### PASSAGE
■ ■ ■ ■ ■ ■ ■

Don’t skimp on the electrics

Fireworks. Picture by Ivor Rackham.
Fireworks. Picture by Ivor Rackham.

Did you get out to photograph a firework display?

There will, no doubt, be a few more this weekend, as well as at New Year. I’ve organised displays and set off fireworks in the past. It’s much more fun being in the crowd taking photos than having a rocket explode prematurely at my feet, which once happened. Luckily, I was in full protective gear.

To capture fireworks, I stand well back as the silhouettes of people add meaning to the shot. I calculate the depth of field I need, where I should focus, and what aperture and ISO I should choose. Because it is dark, long exposures are easy to achieve.

I did have one minor disaster at a bonfire last year. I cleaned a professional grade lens with a cloth that had a tiny bit of grit in it. Replacing the scratched front element cost £150. Lesson learnt. For day-to-day shooting, despite disliking the extra piece of glass on my lens, I now keep a sacrificial UV filter attached, removing it only for professional engagements.

■ ■ ■ ■ ■ ■ ■

### REQUIREMENT
Copy part of the piece on photographing fireworks word for word, beginning at "There will, no" and stopping after "easy to achieve.". You can leave the listing after this text aside; it isn't needed.

(Stored items from a collection)

■ ■ ■ ■ ■ ■ ■

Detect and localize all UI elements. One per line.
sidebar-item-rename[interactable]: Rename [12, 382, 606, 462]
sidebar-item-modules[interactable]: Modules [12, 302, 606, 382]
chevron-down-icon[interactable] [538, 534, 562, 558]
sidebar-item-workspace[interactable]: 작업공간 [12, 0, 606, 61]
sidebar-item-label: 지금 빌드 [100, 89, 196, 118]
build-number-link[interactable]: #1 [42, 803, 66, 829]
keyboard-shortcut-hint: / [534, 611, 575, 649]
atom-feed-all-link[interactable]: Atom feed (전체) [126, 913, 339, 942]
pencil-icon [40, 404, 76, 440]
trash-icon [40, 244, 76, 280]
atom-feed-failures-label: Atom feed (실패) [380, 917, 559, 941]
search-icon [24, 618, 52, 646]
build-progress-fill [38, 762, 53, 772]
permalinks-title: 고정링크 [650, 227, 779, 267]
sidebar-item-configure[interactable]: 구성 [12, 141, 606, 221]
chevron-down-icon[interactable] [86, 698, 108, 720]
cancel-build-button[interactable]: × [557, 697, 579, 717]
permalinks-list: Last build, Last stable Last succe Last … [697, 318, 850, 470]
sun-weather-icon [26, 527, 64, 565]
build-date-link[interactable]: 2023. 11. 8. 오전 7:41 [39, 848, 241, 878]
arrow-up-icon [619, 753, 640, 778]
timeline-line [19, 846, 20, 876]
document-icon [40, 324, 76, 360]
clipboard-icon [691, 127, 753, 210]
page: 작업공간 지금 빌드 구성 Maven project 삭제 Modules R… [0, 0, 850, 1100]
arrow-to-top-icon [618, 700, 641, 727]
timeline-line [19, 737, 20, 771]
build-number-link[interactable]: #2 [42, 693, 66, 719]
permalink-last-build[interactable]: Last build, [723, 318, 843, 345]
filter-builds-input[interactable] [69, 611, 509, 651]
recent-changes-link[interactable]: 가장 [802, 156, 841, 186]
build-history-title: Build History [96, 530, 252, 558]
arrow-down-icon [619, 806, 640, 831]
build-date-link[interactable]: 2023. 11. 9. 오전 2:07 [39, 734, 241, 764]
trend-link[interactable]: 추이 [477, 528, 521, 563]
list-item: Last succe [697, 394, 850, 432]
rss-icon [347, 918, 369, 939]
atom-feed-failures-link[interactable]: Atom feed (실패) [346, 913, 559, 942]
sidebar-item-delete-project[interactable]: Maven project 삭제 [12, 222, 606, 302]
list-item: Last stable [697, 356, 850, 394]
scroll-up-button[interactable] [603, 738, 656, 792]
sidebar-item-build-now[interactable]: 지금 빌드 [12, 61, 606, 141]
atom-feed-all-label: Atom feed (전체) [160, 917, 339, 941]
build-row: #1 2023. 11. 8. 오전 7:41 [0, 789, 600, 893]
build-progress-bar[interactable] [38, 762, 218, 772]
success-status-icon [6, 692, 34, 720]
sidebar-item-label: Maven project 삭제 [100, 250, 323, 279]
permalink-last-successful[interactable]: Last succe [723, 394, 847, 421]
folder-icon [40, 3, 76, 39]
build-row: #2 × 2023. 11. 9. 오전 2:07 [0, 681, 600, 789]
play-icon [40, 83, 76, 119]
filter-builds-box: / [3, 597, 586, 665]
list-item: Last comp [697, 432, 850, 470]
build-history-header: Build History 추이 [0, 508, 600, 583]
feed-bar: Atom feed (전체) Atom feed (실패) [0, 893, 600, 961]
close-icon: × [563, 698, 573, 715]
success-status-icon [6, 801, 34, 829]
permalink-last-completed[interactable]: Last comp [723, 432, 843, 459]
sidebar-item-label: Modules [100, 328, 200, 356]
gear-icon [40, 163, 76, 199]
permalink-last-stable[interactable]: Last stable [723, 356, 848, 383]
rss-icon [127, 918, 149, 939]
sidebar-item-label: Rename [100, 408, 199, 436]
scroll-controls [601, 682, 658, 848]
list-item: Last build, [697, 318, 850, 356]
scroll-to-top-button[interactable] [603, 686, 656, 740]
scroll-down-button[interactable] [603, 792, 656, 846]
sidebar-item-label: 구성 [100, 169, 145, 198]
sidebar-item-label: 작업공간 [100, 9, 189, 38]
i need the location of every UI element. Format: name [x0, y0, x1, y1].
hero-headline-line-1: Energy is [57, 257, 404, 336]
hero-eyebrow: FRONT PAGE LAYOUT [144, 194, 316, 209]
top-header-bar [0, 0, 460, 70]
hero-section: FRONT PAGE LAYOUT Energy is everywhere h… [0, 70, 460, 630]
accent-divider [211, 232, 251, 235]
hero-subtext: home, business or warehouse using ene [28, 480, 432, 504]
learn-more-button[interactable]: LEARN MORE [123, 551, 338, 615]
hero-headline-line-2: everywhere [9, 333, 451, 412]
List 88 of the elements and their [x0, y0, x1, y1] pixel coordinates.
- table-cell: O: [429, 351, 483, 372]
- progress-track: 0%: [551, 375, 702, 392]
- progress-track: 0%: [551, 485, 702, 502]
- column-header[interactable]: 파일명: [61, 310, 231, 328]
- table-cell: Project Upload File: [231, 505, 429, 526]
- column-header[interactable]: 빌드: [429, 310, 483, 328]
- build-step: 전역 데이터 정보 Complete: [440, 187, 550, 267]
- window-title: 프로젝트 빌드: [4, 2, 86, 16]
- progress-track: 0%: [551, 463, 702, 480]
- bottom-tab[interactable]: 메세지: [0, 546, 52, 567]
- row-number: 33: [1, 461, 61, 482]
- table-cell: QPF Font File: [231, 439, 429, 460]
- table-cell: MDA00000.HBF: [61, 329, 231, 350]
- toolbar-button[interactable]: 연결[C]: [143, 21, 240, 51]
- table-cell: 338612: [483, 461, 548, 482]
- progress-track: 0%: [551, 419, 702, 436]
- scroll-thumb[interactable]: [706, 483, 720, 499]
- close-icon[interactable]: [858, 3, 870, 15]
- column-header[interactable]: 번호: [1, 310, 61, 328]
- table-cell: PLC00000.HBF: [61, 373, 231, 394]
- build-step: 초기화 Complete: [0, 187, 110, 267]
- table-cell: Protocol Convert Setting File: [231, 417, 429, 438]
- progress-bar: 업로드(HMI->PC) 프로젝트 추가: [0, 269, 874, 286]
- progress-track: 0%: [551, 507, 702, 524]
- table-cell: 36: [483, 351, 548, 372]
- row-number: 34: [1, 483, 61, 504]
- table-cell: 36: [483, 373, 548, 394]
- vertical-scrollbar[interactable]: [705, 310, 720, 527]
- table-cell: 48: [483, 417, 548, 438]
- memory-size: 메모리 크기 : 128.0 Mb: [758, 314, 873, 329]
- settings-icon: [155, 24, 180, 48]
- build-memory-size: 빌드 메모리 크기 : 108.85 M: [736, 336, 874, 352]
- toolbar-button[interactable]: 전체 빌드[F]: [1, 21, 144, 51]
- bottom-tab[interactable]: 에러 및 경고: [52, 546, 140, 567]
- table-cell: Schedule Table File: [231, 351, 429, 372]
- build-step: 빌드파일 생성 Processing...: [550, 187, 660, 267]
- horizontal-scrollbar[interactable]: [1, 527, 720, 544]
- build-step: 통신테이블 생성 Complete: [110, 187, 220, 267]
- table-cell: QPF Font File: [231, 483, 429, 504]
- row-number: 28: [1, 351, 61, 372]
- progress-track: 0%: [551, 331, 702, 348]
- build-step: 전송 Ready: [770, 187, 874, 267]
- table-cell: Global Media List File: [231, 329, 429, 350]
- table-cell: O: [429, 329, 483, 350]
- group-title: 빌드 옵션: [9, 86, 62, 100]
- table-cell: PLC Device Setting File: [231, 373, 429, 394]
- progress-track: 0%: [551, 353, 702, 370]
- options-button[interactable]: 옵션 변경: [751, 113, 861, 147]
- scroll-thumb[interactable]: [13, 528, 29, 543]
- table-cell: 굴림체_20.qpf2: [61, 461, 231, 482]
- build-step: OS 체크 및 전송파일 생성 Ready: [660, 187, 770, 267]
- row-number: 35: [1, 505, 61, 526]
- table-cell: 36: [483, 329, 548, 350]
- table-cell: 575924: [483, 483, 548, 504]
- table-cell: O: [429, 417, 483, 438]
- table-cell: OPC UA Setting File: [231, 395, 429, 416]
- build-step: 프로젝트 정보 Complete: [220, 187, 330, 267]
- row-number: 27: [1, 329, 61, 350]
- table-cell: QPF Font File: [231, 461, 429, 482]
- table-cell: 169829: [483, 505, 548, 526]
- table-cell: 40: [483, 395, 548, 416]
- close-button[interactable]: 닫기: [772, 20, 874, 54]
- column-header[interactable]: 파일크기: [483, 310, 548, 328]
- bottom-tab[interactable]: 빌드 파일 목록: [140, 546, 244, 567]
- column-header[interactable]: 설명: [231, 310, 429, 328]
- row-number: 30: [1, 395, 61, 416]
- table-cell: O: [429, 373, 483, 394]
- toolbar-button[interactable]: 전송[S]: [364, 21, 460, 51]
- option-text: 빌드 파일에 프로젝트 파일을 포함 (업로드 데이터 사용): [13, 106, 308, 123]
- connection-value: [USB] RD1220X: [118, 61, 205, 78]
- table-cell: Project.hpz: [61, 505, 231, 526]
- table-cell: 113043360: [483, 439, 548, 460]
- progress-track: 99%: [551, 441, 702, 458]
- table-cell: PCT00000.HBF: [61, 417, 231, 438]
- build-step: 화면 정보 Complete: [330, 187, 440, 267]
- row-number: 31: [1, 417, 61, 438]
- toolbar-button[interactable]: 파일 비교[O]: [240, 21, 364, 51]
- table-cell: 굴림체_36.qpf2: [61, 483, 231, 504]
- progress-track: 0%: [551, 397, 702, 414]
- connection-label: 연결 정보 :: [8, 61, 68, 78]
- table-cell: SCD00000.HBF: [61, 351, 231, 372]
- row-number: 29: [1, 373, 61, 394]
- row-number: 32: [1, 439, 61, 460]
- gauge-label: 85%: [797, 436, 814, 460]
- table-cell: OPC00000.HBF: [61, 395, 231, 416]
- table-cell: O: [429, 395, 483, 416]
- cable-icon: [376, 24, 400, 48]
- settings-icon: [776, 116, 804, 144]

■ ■ ■ ■ ■ ■ ■

### RESPONSE
There will, no doubt, be a few more this weekend, as well as at New Year. I’ve organised displays and set off fireworks in the past. It’s much more fun being in the crowd taking photos than having a rocket explode prematurely at my feet, which once happened. Luckily, I was in full protective gear.

To capture fireworks, I stand well back as the silhouettes of people add meaning to the shot. I calculate the depth of field I need, where I should focus, and what aperture and ISO I should choose. Because it is dark, long exposures are easy to achieve.